▸ **Short exercise**:
Return the material word for word. Do not include the pictures.

▸ **Data to process**:
++++

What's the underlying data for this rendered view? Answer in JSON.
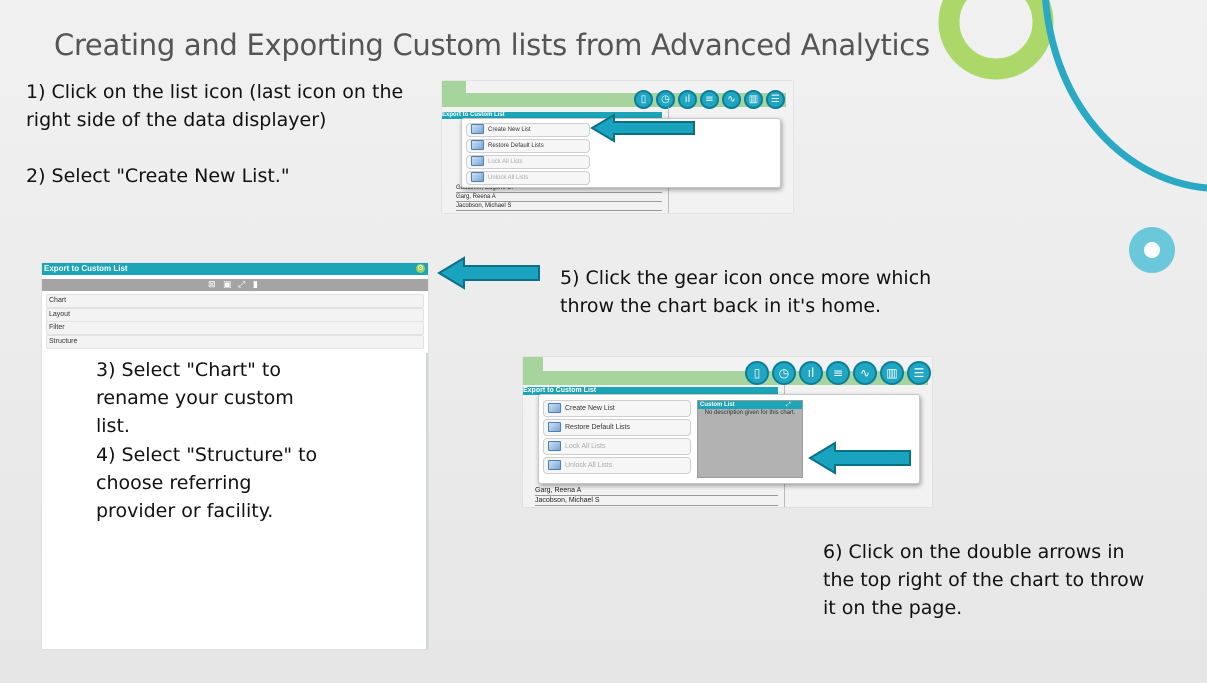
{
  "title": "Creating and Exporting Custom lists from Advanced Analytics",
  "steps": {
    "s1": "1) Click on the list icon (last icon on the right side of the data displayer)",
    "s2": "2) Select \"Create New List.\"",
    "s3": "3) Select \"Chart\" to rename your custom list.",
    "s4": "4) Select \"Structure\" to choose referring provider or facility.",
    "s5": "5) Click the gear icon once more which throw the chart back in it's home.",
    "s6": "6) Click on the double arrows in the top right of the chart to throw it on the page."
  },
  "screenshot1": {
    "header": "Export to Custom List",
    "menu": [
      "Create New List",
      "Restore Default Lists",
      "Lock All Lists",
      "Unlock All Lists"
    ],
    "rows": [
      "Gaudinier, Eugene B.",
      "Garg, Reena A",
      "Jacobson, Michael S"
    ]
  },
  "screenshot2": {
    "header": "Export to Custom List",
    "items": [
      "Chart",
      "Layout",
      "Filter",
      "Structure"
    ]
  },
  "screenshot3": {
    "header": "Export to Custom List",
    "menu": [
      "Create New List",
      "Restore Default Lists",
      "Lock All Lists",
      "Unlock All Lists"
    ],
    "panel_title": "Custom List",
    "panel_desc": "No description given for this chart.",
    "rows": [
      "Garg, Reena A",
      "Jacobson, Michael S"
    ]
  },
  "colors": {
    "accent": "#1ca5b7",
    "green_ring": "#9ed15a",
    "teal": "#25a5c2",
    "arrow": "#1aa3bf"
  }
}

++++

▸ **Reply to the task**:
What's the underlying data for this rendered view? Answer in JSON.
{
  "title": "Creating and Exporting Custom lists from Advanced Analytics",
  "steps": {
    "s1": "1) Click on the list icon (last icon on the right side of the data displayer)",
    "s2": "2) Select \"Create New List.\"",
    "s3": "3) Select \"Chart\" to rename your custom list.",
    "s4": "4) Select \"Structure\" to choose referring provider or facility.",
    "s5": "5) Click the gear icon once more which throw the chart back in it's home.",
    "s6": "6) Click on the double arrows in the top right of the chart to throw it on the page."
  },
  "screenshot1": {
    "header": "Export to Custom List",
    "menu": [
      "Create New List",
      "Restore Default Lists",
      "Lock All Lists",
      "Unlock All Lists"
    ],
    "rows": [
      "Gaudinier, Eugene B.",
      "Garg, Reena A",
      "Jacobson, Michael S"
    ]
  },
  "screenshot2": {
    "header": "Export to Custom List",
    "items": [
      "Chart",
      "Layout",
      "Filter",
      "Structure"
    ]
  },
  "screenshot3": {
    "header": "Export to Custom List",
    "menu": [
      "Create New List",
      "Restore Default Lists",
      "Lock All Lists",
      "Unlock All Lists"
    ],
    "panel_title": "Custom List",
    "panel_desc": "No description given for this chart.",
    "rows": [
      "Garg, Reena A",
      "Jacobson, Michael S"
    ]
  },
  "colors": {
    "accent": "#1ca5b7",
    "green_ring": "#9ed15a",
    "teal": "#25a5c2",
    "arrow": "#1aa3bf"
  }
}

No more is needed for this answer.